EXERCISE DESCRIPTION. Go through the data below and gather each line containing "IFDI".

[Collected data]
# # #

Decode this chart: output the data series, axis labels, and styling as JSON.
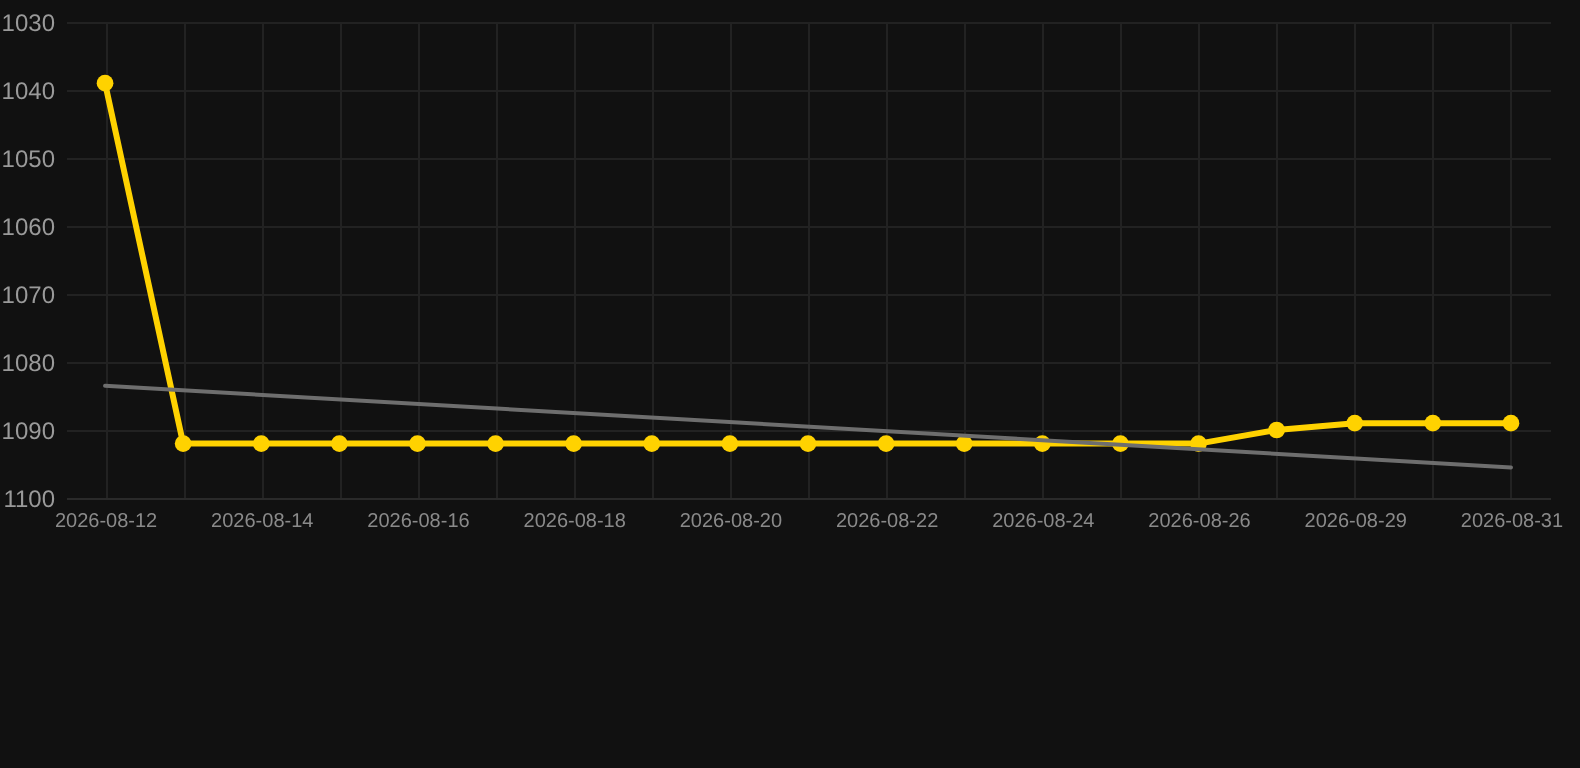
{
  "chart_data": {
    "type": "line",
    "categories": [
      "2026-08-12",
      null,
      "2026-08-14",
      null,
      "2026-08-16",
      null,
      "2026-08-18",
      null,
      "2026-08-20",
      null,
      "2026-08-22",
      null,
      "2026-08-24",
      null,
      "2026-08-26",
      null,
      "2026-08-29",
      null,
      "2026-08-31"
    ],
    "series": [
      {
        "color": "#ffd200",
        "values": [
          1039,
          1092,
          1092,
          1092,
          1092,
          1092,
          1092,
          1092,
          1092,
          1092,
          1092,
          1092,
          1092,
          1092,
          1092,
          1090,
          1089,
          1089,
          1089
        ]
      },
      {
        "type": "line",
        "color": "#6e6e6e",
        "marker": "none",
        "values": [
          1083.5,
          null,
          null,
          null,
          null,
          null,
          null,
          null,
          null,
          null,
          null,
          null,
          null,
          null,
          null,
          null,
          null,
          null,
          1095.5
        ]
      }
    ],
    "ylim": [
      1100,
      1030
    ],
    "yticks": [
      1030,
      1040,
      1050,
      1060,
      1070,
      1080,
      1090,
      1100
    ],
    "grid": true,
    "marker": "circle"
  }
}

# # #

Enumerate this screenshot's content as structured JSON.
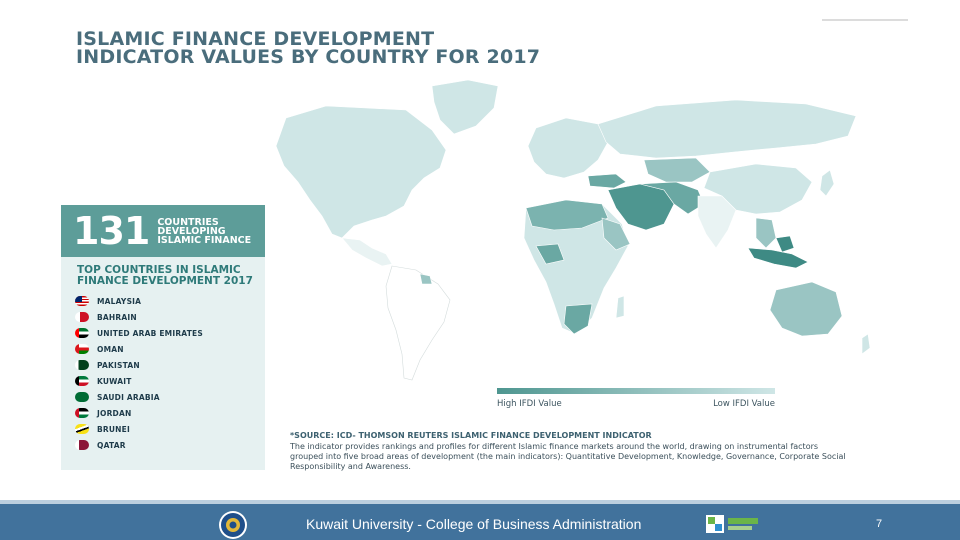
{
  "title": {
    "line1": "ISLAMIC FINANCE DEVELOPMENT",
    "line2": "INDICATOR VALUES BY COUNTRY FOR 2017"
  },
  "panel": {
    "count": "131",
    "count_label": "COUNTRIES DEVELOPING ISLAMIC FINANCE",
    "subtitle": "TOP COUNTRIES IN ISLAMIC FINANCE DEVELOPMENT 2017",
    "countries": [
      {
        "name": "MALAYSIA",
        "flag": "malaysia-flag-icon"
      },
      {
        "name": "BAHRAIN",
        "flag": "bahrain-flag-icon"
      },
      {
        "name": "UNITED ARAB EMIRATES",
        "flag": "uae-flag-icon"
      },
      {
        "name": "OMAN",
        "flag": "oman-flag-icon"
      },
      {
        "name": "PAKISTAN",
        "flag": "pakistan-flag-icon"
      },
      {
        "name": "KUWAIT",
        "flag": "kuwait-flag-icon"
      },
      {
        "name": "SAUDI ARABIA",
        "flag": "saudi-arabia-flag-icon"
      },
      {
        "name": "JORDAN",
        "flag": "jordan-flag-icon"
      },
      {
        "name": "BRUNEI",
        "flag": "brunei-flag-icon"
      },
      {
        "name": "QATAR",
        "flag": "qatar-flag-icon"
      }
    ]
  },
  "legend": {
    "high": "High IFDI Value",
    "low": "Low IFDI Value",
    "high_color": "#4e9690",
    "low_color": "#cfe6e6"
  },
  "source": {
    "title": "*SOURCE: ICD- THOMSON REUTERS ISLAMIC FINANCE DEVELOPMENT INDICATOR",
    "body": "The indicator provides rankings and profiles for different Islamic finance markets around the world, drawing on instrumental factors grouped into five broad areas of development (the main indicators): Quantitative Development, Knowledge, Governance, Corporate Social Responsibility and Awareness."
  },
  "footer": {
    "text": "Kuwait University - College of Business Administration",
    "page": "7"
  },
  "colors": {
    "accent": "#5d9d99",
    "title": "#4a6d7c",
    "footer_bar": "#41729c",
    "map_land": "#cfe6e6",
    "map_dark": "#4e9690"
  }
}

# # #

SOLUTION TO THE PROBLEM.
    "high": "High IFDI Value",
    "low": "Low IFDI Value",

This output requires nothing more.